→ **PROBLEM DETAILS**
Filter out everything except lines holding "content".

# # #

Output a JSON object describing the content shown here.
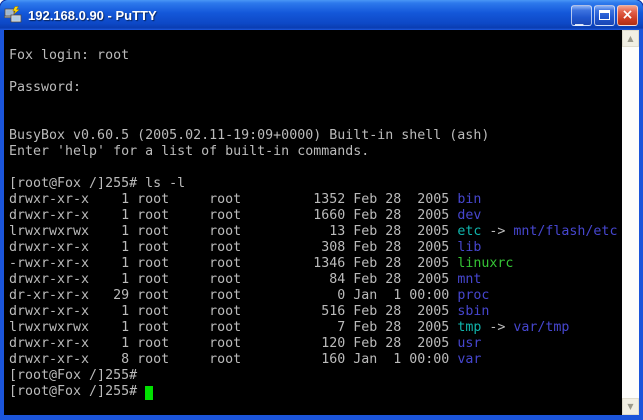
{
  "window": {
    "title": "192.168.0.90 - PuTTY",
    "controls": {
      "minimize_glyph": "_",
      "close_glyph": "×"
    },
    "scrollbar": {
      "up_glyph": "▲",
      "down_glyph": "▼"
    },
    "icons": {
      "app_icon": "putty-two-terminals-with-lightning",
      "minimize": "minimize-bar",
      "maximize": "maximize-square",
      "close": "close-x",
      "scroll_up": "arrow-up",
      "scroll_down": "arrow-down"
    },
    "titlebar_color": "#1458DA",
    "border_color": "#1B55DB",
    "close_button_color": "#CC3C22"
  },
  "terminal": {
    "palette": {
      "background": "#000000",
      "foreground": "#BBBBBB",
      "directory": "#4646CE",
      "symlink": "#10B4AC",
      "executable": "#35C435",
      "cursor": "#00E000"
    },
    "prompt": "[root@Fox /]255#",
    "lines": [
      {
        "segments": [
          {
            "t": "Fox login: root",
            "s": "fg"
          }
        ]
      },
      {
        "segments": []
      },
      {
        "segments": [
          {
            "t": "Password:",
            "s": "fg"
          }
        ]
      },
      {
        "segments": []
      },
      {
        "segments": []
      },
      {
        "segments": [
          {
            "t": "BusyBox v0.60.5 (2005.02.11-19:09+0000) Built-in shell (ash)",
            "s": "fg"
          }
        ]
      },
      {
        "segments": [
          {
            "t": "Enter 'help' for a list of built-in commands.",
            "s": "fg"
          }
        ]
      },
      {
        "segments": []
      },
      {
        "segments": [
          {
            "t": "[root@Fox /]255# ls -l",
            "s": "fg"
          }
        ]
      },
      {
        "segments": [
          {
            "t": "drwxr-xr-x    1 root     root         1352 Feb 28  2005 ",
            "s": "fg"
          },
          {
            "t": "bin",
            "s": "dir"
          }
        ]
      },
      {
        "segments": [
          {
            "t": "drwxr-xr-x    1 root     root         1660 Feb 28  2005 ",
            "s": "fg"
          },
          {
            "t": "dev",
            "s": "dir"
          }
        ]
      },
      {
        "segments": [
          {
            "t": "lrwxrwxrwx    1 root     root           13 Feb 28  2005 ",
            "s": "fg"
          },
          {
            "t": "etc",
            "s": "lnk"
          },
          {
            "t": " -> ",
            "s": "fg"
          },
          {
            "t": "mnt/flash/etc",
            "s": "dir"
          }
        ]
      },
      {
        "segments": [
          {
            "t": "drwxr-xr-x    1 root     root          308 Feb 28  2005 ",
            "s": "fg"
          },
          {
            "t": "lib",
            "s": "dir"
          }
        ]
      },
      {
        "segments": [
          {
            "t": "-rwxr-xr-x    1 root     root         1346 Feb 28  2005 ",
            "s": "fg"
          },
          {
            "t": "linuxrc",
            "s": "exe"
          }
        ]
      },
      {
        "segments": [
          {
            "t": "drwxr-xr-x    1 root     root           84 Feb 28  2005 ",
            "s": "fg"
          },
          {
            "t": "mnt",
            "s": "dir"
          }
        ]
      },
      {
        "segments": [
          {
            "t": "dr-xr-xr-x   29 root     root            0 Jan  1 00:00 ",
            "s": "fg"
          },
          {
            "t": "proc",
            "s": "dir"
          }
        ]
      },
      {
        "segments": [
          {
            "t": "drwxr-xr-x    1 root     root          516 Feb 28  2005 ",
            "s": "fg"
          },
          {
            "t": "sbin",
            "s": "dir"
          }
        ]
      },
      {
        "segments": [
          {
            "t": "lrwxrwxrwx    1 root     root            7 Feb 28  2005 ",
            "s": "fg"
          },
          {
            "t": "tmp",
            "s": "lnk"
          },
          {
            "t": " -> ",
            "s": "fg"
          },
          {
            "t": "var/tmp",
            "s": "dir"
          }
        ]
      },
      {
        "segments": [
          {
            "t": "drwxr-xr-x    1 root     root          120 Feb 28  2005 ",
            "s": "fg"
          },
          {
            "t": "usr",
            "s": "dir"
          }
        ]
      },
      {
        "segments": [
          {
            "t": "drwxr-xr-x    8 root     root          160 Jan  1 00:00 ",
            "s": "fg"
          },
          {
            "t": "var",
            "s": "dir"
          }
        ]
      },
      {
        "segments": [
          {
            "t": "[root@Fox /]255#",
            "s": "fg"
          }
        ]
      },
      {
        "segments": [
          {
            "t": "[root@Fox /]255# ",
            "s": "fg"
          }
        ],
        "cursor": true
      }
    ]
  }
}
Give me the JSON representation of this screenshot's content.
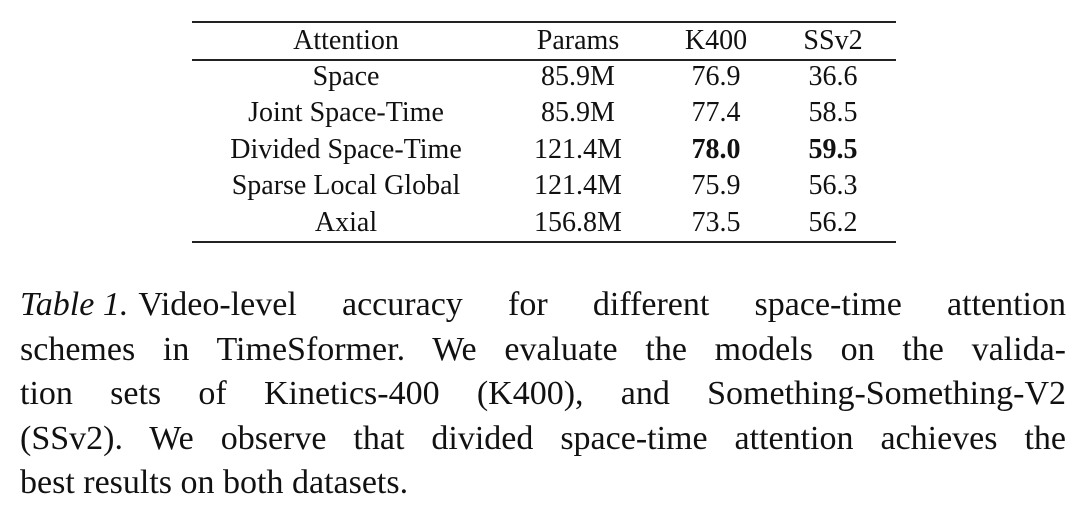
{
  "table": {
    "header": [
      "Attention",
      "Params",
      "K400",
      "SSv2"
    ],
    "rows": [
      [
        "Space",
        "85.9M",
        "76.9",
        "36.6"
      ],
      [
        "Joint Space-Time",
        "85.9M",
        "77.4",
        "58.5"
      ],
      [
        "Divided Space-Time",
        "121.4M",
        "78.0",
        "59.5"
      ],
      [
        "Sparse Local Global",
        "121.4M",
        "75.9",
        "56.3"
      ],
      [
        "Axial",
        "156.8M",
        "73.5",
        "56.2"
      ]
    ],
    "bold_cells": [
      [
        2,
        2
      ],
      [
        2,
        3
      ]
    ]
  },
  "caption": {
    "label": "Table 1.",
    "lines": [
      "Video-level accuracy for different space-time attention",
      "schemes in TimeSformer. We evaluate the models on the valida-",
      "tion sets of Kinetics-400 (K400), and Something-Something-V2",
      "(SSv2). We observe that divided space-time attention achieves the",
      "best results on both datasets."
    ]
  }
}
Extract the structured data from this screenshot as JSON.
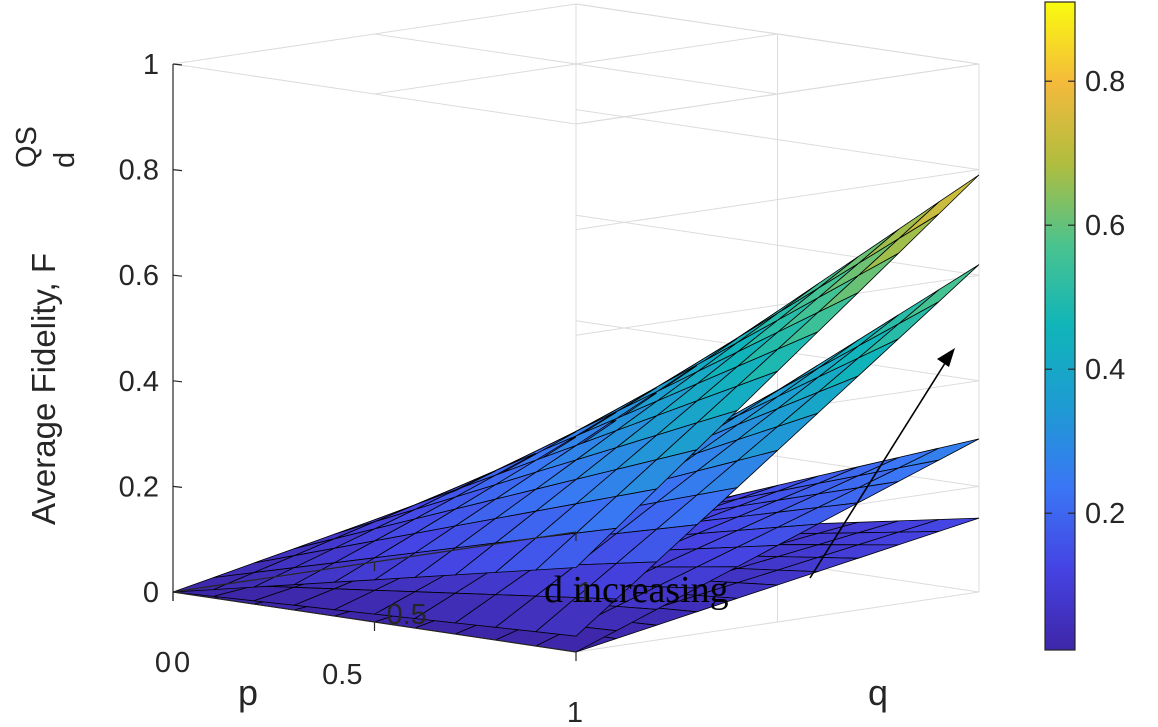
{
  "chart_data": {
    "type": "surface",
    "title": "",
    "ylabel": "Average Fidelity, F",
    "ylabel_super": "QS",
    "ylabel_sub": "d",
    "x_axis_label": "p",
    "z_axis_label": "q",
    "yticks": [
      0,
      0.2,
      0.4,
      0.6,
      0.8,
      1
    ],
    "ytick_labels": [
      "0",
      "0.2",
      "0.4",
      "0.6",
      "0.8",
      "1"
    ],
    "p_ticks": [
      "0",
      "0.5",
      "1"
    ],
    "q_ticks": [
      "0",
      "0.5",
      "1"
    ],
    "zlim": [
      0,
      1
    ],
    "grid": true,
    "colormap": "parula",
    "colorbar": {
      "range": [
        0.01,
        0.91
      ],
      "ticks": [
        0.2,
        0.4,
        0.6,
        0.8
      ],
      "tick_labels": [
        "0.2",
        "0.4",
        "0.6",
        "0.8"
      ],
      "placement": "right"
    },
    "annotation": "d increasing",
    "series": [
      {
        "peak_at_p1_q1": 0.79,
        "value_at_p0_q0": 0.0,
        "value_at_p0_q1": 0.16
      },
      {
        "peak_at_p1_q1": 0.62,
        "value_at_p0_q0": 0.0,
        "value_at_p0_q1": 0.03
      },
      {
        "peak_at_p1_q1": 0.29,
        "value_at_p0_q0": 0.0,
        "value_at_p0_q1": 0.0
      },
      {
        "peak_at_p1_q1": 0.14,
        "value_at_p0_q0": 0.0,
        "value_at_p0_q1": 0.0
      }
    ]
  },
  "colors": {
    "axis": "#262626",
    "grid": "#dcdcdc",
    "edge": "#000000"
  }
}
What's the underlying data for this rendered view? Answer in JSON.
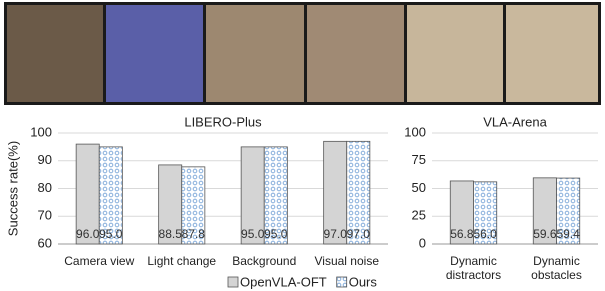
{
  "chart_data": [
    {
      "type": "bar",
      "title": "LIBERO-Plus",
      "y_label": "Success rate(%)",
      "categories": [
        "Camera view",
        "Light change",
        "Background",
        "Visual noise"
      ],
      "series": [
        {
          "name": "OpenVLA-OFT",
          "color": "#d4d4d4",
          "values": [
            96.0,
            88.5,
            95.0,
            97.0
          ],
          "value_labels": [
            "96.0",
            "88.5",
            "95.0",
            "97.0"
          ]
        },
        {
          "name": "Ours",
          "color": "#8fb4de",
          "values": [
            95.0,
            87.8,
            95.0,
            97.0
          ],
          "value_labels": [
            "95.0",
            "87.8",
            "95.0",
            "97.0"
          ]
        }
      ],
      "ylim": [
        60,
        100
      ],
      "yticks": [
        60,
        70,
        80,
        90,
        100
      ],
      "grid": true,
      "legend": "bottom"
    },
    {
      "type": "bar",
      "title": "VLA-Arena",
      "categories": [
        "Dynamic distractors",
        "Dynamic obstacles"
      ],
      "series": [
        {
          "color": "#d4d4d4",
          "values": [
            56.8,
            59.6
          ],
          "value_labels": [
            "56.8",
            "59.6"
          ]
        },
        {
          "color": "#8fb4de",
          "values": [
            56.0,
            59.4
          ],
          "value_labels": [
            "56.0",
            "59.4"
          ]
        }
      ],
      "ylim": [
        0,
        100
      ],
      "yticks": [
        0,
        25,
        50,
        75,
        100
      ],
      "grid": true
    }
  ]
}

# # #

→ **SOLVED EXERCISE**
Output a JSON object describing the content shown here.
Give me the JSON representation of this screenshot's content.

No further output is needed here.